Supplied data:
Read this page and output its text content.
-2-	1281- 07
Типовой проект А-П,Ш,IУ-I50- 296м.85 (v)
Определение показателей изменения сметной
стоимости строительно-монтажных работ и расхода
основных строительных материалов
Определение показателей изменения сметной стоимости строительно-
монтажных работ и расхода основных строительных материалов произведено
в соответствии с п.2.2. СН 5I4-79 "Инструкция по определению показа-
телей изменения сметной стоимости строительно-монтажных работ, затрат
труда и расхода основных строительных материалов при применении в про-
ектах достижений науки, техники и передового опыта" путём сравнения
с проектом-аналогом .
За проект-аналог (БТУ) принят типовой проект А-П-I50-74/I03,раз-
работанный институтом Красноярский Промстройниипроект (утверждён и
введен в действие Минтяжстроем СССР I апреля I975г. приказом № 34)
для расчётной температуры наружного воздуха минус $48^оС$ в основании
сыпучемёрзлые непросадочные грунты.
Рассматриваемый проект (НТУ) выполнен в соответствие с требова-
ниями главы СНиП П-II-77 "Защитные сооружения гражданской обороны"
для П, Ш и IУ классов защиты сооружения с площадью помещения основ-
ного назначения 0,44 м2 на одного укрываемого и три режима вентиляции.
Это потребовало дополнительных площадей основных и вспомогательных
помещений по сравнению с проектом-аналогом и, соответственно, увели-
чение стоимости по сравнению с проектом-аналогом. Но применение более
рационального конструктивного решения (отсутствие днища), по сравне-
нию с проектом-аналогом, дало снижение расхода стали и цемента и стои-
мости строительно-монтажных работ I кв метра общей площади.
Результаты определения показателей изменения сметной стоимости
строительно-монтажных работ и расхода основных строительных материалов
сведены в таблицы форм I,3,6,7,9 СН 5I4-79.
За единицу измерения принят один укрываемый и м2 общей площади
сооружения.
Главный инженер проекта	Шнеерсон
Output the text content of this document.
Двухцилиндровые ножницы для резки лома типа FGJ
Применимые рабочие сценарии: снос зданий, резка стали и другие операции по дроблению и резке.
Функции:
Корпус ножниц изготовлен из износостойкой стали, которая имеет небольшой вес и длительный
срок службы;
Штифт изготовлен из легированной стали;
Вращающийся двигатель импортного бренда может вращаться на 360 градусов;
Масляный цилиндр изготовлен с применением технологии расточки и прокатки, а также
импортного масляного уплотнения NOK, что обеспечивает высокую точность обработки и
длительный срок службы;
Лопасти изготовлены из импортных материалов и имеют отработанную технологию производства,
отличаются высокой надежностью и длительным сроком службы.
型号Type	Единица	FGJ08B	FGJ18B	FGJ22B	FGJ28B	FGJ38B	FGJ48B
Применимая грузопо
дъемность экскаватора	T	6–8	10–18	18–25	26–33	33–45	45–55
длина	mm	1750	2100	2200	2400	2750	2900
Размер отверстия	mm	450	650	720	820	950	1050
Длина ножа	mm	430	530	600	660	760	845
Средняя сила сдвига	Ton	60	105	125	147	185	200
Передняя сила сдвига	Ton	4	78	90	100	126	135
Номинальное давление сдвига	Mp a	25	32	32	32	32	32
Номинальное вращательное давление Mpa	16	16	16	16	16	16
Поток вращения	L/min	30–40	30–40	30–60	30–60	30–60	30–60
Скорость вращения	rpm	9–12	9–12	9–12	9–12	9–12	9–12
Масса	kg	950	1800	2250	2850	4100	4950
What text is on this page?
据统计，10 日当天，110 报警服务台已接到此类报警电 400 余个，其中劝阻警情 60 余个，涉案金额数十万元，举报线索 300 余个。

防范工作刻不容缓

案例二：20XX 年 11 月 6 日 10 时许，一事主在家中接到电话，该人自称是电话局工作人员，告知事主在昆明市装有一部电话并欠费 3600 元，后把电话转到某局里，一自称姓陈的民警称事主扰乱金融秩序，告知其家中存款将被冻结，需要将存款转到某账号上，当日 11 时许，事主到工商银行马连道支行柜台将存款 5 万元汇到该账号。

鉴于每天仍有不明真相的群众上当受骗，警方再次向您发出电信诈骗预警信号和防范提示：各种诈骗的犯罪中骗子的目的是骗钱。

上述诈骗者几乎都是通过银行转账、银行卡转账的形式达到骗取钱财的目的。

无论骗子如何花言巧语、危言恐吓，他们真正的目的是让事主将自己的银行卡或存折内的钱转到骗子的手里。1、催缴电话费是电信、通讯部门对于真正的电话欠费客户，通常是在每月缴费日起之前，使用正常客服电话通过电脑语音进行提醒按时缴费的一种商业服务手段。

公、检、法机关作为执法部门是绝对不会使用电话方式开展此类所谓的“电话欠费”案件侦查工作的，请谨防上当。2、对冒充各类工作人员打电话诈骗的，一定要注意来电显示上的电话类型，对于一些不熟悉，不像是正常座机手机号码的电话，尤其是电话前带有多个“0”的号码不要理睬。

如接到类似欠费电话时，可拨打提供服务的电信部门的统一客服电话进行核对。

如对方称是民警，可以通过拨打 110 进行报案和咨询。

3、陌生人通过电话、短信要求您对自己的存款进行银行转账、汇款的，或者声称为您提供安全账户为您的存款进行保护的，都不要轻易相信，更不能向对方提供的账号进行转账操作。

Work to do:
Of all the lines above, how many contain the word "общей"? Answer with only the number.

Output:
2